[The task]:
Extract the lines that hold the string "radar".
• • • • • • •
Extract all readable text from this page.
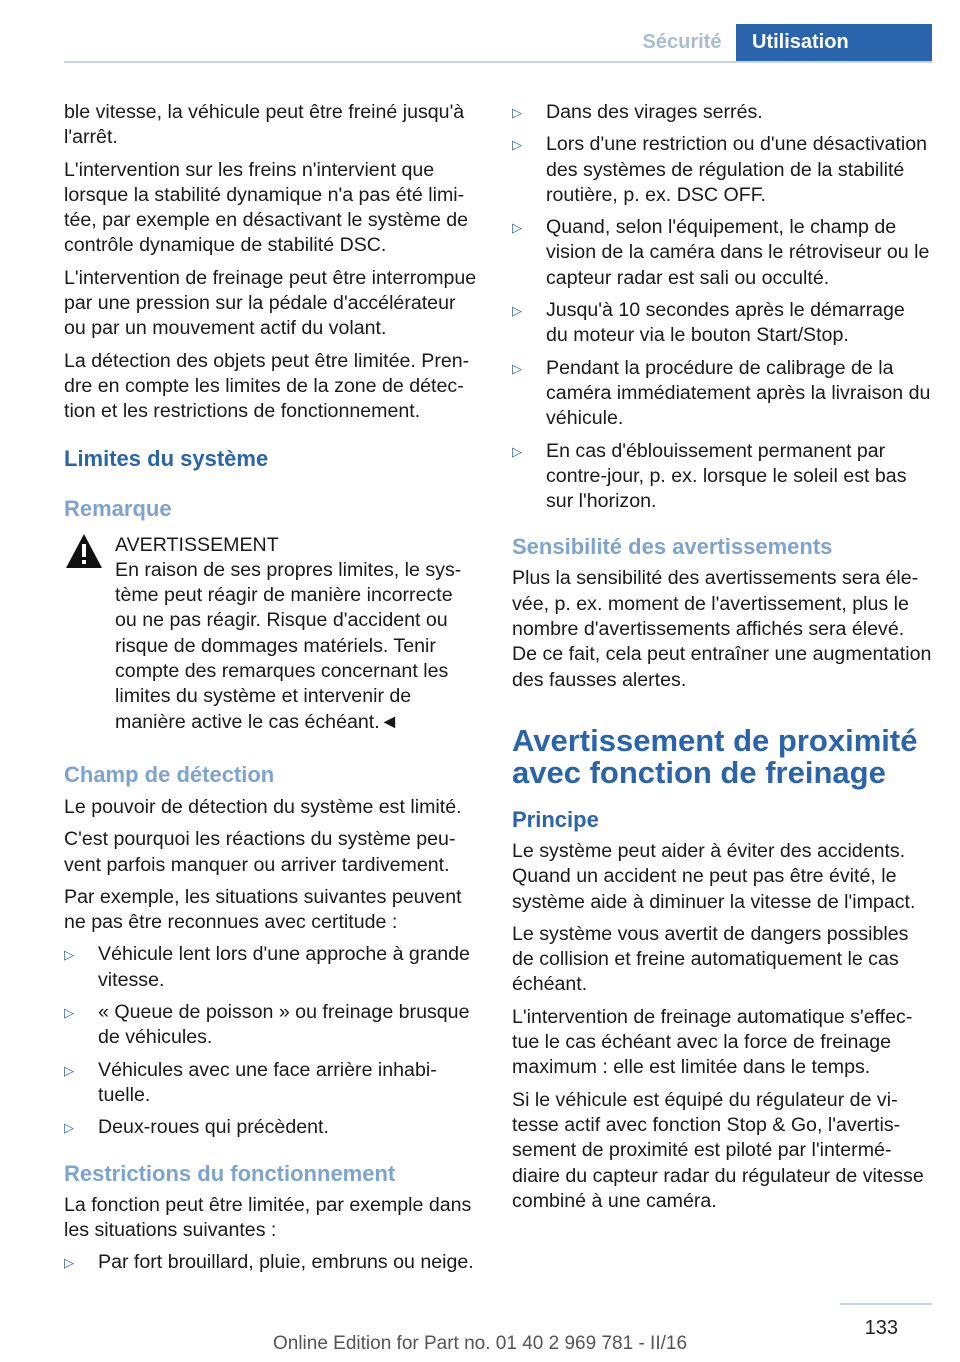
Sécurité	Utilisation

ble vitesse, la véhicule peut être freiné jusqu'à l'arrêt.

L'intervention sur les freins n'intervient que lorsque la stabilité dynamique n'a pas été limitée, par exemple en désactivant le système de contrôle dynamique de stabilité DSC.

L'intervention de freinage peut être interrompue par une pression sur la pédale d'accélérateur ou par un mouvement actif du volant.

La détection des objets peut être limitée. Prendre en compte les limites de la zone de détection et les restrictions de fonctionnement.

Limites du système
Remarque
AVERTISSEMENT
En raison de ses propres limites, le système peut réagir de manière incorrecte ou ne pas réagir. Risque d'accident ou risque de dommages matériels. Tenir compte des remarques concernant les limites du système et intervenir de manière active le cas échéant.◄
Champ de détection

Le pouvoir de détection du système est limité.

C'est pourquoi les réactions du système peuvent parfois manquer ou arriver tardivement.

Par exemple, les situations suivantes peuvent ne pas être reconnues avec certitude :

▷ Véhicule lent lors d'une approche à grande vitesse.
▷ « Queue de poisson » ou freinage brusque de véhicules.
▷ Véhicules avec une face arrière inhabituelle.
▷ Deux-roues qui précèdent.
Restrictions du fonctionnement

La fonction peut être limitée, par exemple dans les situations suivantes :

▷ Par fort brouillard, pluie, embruns ou neige.
▷ Dans des virages serrés.
▷ Lors d'une restriction ou d'une désactivation des systèmes de régulation de la stabilité routière, p. ex. DSC OFF.
▷ Quand, selon l'équipement, le champ de vision de la caméra dans le rétroviseur ou le capteur radar est sali ou occulté.
▷ Jusqu'à 10 secondes après le démarrage du moteur via le bouton Start/Stop.
▷ Pendant la procédure de calibrage de la caméra immédiatement après la livraison du véhicule.
▷ En cas d'éblouissement permanent par contre-jour, p. ex. lorsque le soleil est bas sur l'horizon.
Sensibilité des avertissements

Plus la sensibilité des avertissements sera élevée, p. ex. moment de l'avertissement, plus le nombre d'avertissements affichés sera élevé. De ce fait, cela peut entraîner une augmentation des fausses alertes.

Avertissement de proximité avec fonction de freinage
Principe

Le système peut aider à éviter des accidents. Quand un accident ne peut pas être évité, le système aide à diminuer la vitesse de l'impact.

Le système vous avertit de dangers possibles de collision et freine automatiquement le cas échéant.

L'intervention de freinage automatique s'effectue le cas échéant avec la force de freinage maximum : elle est limitée dans le temps.

Si le véhicule est équipé du régulateur de vitesse actif avec fonction Stop & Go, l'avertissement de proximité est piloté par l'intermédiaire du capteur radar du régulateur de vitesse combiné à une caméra.

133
Online Edition for Part no. 01 40 2 969 781 - II/16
• • • • • • •
[Final answer]:
▷ Quand, selon l'équipement, le champ de vision de la caméra dans le rétroviseur ou le capteur radar est sali ou occulté.
Si le véhicule est équipé du régulateur de vitesse actif avec fonction Stop & Go, l'avertissement de proximité est piloté par l'intermédiaire du capteur radar du régulateur de vitesse combiné à une caméra.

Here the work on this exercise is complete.